[Dataset entries on figures]
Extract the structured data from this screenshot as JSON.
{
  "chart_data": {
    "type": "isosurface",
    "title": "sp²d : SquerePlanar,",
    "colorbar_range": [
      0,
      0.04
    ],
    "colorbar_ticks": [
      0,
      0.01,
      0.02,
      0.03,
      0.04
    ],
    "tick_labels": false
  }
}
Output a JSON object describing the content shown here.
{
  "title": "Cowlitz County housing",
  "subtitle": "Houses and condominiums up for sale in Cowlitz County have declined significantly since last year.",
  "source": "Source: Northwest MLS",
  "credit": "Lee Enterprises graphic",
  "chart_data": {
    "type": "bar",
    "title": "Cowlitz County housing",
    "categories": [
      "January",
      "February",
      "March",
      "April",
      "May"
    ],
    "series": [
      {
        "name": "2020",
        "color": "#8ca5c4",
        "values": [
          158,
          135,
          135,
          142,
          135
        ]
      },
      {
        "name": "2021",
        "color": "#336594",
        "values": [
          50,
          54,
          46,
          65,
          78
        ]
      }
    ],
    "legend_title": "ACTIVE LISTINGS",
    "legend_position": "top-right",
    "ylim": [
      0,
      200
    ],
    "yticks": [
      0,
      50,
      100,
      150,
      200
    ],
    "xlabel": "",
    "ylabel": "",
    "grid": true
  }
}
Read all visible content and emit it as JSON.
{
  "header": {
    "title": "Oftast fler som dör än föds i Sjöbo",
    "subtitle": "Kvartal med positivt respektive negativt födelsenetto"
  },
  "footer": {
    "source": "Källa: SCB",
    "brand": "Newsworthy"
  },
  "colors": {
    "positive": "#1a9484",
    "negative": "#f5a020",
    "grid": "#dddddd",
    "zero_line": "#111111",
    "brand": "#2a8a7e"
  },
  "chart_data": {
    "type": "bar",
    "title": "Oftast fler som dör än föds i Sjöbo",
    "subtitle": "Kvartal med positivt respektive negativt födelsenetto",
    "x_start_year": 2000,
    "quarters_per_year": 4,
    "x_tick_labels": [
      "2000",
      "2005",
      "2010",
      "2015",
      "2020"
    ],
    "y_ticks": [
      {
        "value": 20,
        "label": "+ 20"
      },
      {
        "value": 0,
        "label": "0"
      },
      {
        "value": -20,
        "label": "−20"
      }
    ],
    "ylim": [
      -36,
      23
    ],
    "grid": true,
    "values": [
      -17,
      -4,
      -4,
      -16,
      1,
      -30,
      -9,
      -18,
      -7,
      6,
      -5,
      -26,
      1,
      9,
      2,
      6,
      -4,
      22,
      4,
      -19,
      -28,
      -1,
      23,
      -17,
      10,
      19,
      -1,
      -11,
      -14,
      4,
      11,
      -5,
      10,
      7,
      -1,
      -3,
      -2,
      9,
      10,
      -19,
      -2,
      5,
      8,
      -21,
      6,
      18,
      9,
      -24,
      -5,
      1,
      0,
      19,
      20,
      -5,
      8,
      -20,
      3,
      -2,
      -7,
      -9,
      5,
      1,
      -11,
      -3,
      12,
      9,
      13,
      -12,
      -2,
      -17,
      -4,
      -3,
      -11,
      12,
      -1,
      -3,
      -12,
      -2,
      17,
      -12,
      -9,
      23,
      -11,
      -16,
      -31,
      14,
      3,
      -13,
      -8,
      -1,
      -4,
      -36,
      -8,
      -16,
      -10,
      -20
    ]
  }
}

**Goal**.
Each entry is to be returned in full, character for character.

**Exercise response**.
Extract the structured data from this screenshot as JSON.
{
  "chart_data": {
    "type": "isosurface",
    "title": "sp²d : SquerePlanar,",
    "colorbar_range": [
      0,
      0.04
    ],
    "colorbar_ticks": [
      0,
      0.01,
      0.02,
      0.03,
      0.04
    ],
    "tick_labels": false
  }
}
Output a JSON object describing the content shown here.
{
  "title": "Cowlitz County housing",
  "subtitle": "Houses and condominiums up for sale in Cowlitz County have declined significantly since last year.",
  "source": "Source: Northwest MLS",
  "credit": "Lee Enterprises graphic",
  "chart_data": {
    "type": "bar",
    "title": "Cowlitz County housing",
    "categories": [
      "January",
      "February",
      "March",
      "April",
      "May"
    ],
    "series": [
      {
        "name": "2020",
        "color": "#8ca5c4",
        "values": [
          158,
          135,
          135,
          142,
          135
        ]
      },
      {
        "name": "2021",
        "color": "#336594",
        "values": [
          50,
          54,
          46,
          65,
          78
        ]
      }
    ],
    "legend_title": "ACTIVE LISTINGS",
    "legend_position": "top-right",
    "ylim": [
      0,
      200
    ],
    "yticks": [
      0,
      50,
      100,
      150,
      200
    ],
    "xlabel": "",
    "ylabel": "",
    "grid": true
  }
}
Read all visible content and emit it as JSON.
{
  "header": {
    "title": "Oftast fler som dör än föds i Sjöbo",
    "subtitle": "Kvartal med positivt respektive negativt födelsenetto"
  },
  "footer": {
    "source": "Källa: SCB",
    "brand": "Newsworthy"
  },
  "colors": {
    "positive": "#1a9484",
    "negative": "#f5a020",
    "grid": "#dddddd",
    "zero_line": "#111111",
    "brand": "#2a8a7e"
  },
  "chart_data": {
    "type": "bar",
    "title": "Oftast fler som dör än föds i Sjöbo",
    "subtitle": "Kvartal med positivt respektive negativt födelsenetto",
    "x_start_year": 2000,
    "quarters_per_year": 4,
    "x_tick_labels": [
      "2000",
      "2005",
      "2010",
      "2015",
      "2020"
    ],
    "y_ticks": [
      {
        "value": 20,
        "label": "+ 20"
      },
      {
        "value": 0,
        "label": "0"
      },
      {
        "value": -20,
        "label": "−20"
      }
    ],
    "ylim": [
      -36,
      23
    ],
    "grid": true,
    "values": [
      -17,
      -4,
      -4,
      -16,
      1,
      -30,
      -9,
      -18,
      -7,
      6,
      -5,
      -26,
      1,
      9,
      2,
      6,
      -4,
      22,
      4,
      -19,
      -28,
      -1,
      23,
      -17,
      10,
      19,
      -1,
      -11,
      -14,
      4,
      11,
      -5,
      10,
      7,
      -1,
      -3,
      -2,
      9,
      10,
      -19,
      -2,
      5,
      8,
      -21,
      6,
      18,
      9,
      -24,
      -5,
      1,
      0,
      19,
      20,
      -5,
      8,
      -20,
      3,
      -2,
      -7,
      -9,
      5,
      1,
      -11,
      -3,
      12,
      9,
      13,
      -12,
      -2,
      -17,
      -4,
      -3,
      -11,
      12,
      -1,
      -3,
      -12,
      -2,
      17,
      -12,
      -9,
      23,
      -11,
      -16,
      -31,
      14,
      3,
      -13,
      -8,
      -1,
      -4,
      -36,
      -8,
      -16,
      -10,
      -20
    ]
  }
}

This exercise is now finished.